* Start *

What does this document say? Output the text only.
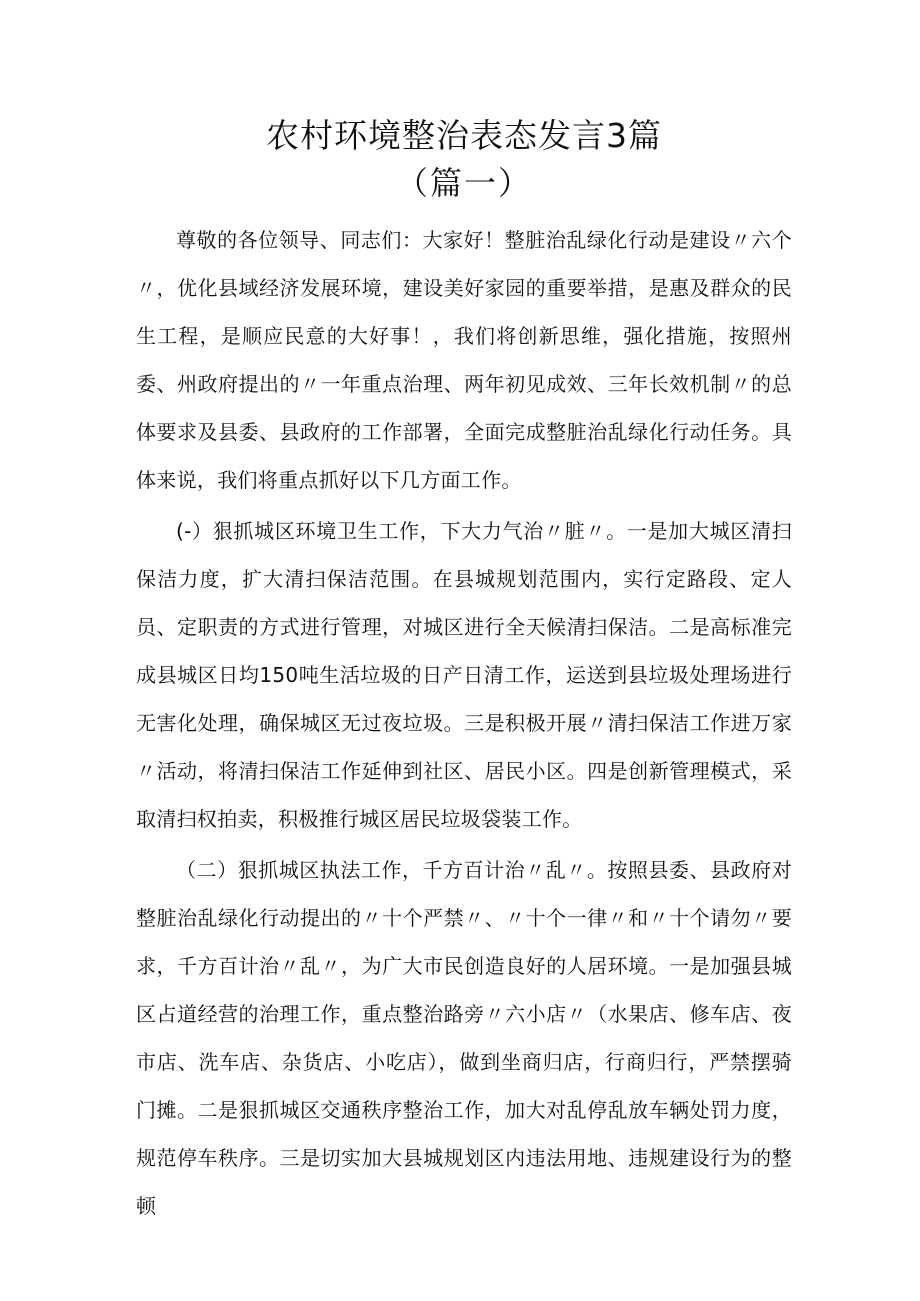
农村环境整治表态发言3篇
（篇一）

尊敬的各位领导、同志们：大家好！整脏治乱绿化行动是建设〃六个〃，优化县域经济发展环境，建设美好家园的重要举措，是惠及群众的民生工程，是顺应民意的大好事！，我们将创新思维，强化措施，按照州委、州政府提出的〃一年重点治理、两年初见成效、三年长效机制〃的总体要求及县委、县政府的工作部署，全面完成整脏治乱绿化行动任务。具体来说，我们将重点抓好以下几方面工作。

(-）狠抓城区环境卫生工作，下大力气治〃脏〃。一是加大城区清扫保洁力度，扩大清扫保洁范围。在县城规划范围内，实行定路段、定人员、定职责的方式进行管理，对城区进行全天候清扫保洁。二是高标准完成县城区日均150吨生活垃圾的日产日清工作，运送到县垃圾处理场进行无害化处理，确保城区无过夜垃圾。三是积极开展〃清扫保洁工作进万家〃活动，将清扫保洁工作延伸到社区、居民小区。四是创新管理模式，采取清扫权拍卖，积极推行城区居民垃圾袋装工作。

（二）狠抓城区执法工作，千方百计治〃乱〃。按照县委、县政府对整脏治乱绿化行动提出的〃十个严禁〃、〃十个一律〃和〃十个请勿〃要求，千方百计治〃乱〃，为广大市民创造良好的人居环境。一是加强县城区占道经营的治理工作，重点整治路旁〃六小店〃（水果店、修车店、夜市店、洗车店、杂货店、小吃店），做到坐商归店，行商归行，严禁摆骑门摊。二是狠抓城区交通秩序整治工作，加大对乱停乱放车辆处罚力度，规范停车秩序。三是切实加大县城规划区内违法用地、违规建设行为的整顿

* End *
* Start *

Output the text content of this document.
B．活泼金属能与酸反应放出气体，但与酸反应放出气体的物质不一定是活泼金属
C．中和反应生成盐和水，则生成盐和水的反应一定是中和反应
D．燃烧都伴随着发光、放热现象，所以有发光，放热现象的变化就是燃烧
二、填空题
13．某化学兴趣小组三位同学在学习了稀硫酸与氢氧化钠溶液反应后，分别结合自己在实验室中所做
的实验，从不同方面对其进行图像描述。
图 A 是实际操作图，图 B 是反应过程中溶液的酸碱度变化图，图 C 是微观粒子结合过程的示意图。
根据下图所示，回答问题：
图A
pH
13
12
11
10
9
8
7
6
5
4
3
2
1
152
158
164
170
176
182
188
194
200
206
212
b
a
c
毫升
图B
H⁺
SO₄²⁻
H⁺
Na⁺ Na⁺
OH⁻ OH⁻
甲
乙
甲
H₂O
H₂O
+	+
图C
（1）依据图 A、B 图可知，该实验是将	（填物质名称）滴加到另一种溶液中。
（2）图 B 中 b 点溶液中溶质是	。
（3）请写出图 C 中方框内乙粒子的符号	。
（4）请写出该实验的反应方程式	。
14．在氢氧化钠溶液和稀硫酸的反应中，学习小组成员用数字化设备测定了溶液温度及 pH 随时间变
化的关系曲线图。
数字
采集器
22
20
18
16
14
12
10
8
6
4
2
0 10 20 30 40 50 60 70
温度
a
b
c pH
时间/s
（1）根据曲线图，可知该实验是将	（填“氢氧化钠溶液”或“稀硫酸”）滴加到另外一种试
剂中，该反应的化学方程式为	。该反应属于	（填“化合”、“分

* End *
* Start *

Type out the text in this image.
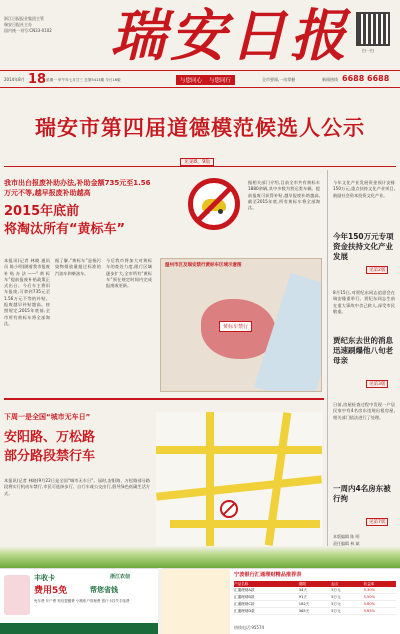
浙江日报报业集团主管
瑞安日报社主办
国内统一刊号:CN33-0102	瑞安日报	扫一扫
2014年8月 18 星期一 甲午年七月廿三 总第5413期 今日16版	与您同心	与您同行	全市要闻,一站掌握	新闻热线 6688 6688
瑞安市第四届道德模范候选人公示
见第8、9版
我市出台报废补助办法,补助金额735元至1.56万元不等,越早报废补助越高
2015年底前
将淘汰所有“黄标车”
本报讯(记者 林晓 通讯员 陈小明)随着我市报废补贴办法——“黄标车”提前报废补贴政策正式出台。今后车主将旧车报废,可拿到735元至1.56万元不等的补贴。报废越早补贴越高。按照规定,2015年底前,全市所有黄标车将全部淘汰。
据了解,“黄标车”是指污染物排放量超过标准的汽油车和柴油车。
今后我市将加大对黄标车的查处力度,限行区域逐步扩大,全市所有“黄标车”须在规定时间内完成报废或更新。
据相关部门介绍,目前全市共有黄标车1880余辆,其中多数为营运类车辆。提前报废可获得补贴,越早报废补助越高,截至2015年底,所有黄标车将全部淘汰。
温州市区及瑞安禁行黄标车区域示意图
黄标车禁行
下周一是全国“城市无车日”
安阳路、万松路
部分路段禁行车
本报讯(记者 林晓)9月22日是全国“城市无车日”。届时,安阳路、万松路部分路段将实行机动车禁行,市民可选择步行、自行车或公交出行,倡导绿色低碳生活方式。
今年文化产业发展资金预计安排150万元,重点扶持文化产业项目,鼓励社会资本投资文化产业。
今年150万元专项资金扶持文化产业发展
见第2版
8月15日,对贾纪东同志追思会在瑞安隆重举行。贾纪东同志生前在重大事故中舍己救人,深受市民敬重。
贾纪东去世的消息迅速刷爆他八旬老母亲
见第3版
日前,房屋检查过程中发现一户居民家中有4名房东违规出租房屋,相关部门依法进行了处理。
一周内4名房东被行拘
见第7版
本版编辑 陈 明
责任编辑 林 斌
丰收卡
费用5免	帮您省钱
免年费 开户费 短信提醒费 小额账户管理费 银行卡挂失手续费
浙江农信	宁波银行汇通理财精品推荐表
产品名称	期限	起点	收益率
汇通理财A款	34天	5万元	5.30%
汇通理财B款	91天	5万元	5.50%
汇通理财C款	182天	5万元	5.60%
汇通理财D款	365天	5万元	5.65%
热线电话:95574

* End *

▸ STATED EXERCISE
From the listing, copy each line containing the word "Output".

▸ THE RESPONSE
What does this document say? Output the text only.
Output the text content of this document.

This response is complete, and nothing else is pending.